◆ **DESCRIPTION OF THE TASK**
Copy out the entries in full and with complete accuracy; pictures are excluded.
++++++
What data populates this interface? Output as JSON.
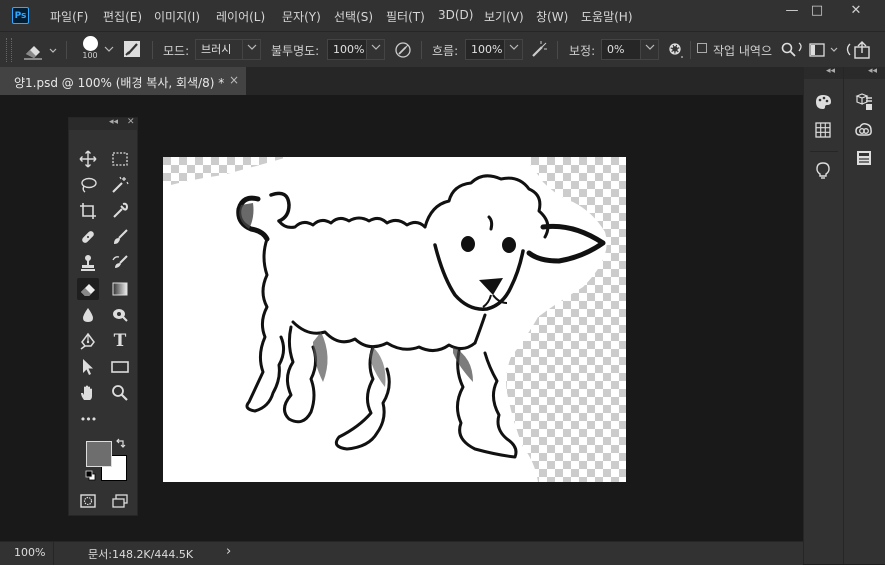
{
  "app": {
    "logo_text": "Ps"
  },
  "menu": [
    {
      "label": "파일(F)"
    },
    {
      "label": "편집(E)"
    },
    {
      "label": "이미지(I)"
    },
    {
      "label": "레이어(L)"
    },
    {
      "label": "문자(Y)"
    },
    {
      "label": "선택(S)"
    },
    {
      "label": "필터(T)"
    },
    {
      "label": "3D(D)"
    },
    {
      "label": "보기(V)"
    },
    {
      "label": "창(W)"
    },
    {
      "label": "도움말(H)"
    }
  ],
  "window_controls": {
    "minimize": "—",
    "maximize": "□",
    "close": "✕"
  },
  "options": {
    "brush_size": "100",
    "mode_label": "모드:",
    "mode_value": "브러시",
    "opacity_label": "불투명도:",
    "opacity_value": "100%",
    "flow_label": "흐름:",
    "flow_value": "100%",
    "smoothing_label": "보정:",
    "smoothing_value": "0%",
    "history_checkbox_label": "작업 내역으"
  },
  "document_tab": {
    "title": "양1.psd @ 100% (배경 복사, 회색/8) *",
    "close": "×"
  },
  "status": {
    "zoom": "100%",
    "doc_info": "문서:148.2K/444.5K",
    "arrow": "›"
  },
  "icons": {
    "eraser": "eraser-icon",
    "move": "move-icon",
    "marquee": "marquee-icon",
    "lasso": "lasso-icon",
    "magic_wand": "magic-wand-icon",
    "crop": "crop-icon",
    "eyedropper": "eyedropper-icon",
    "healing": "healing-brush-icon",
    "brush": "brush-icon",
    "stamp": "clone-stamp-icon",
    "history_brush": "history-brush-icon",
    "gradient": "gradient-icon",
    "blur": "blur-icon",
    "dodge": "dodge-icon",
    "pen": "pen-icon",
    "type": "type-icon",
    "path_select": "path-selection-icon",
    "rectangle": "rectangle-icon",
    "hand": "hand-icon",
    "zoom": "zoom-icon",
    "more": "more-tools-icon",
    "swap": "swap-colors-icon",
    "default_colors": "default-colors-icon",
    "quick_mask": "quick-mask-icon",
    "screen_mode": "screen-mode-icon"
  },
  "tools_panel": {
    "type_glyph": "T",
    "more_glyph": "•••"
  },
  "colors": {
    "foreground": "#6e6e6e",
    "background": "#ffffff",
    "accent": "#31a8ff"
  }
}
++++++
◆ **WRITTEN RESPONSE**
What data populates this interface? Output as JSON.
{
  "app": {
    "logo_text": "Ps"
  },
  "menu": [
    {
      "label": "파일(F)"
    },
    {
      "label": "편집(E)"
    },
    {
      "label": "이미지(I)"
    },
    {
      "label": "레이어(L)"
    },
    {
      "label": "문자(Y)"
    },
    {
      "label": "선택(S)"
    },
    {
      "label": "필터(T)"
    },
    {
      "label": "3D(D)"
    },
    {
      "label": "보기(V)"
    },
    {
      "label": "창(W)"
    },
    {
      "label": "도움말(H)"
    }
  ],
  "window_controls": {
    "minimize": "—",
    "maximize": "□",
    "close": "✕"
  },
  "options": {
    "brush_size": "100",
    "mode_label": "모드:",
    "mode_value": "브러시",
    "opacity_label": "불투명도:",
    "opacity_value": "100%",
    "flow_label": "흐름:",
    "flow_value": "100%",
    "smoothing_label": "보정:",
    "smoothing_value": "0%",
    "history_checkbox_label": "작업 내역으"
  },
  "document_tab": {
    "title": "양1.psd @ 100% (배경 복사, 회색/8) *",
    "close": "×"
  },
  "status": {
    "zoom": "100%",
    "doc_info": "문서:148.2K/444.5K",
    "arrow": "›"
  },
  "icons": {
    "eraser": "eraser-icon",
    "move": "move-icon",
    "marquee": "marquee-icon",
    "lasso": "lasso-icon",
    "magic_wand": "magic-wand-icon",
    "crop": "crop-icon",
    "eyedropper": "eyedropper-icon",
    "healing": "healing-brush-icon",
    "brush": "brush-icon",
    "stamp": "clone-stamp-icon",
    "history_brush": "history-brush-icon",
    "gradient": "gradient-icon",
    "blur": "blur-icon",
    "dodge": "dodge-icon",
    "pen": "pen-icon",
    "type": "type-icon",
    "path_select": "path-selection-icon",
    "rectangle": "rectangle-icon",
    "hand": "hand-icon",
    "zoom": "zoom-icon",
    "more": "more-tools-icon",
    "swap": "swap-colors-icon",
    "default_colors": "default-colors-icon",
    "quick_mask": "quick-mask-icon",
    "screen_mode": "screen-mode-icon"
  },
  "tools_panel": {
    "type_glyph": "T",
    "more_glyph": "•••"
  },
  "colors": {
    "foreground": "#6e6e6e",
    "background": "#ffffff",
    "accent": "#31a8ff"
  }
}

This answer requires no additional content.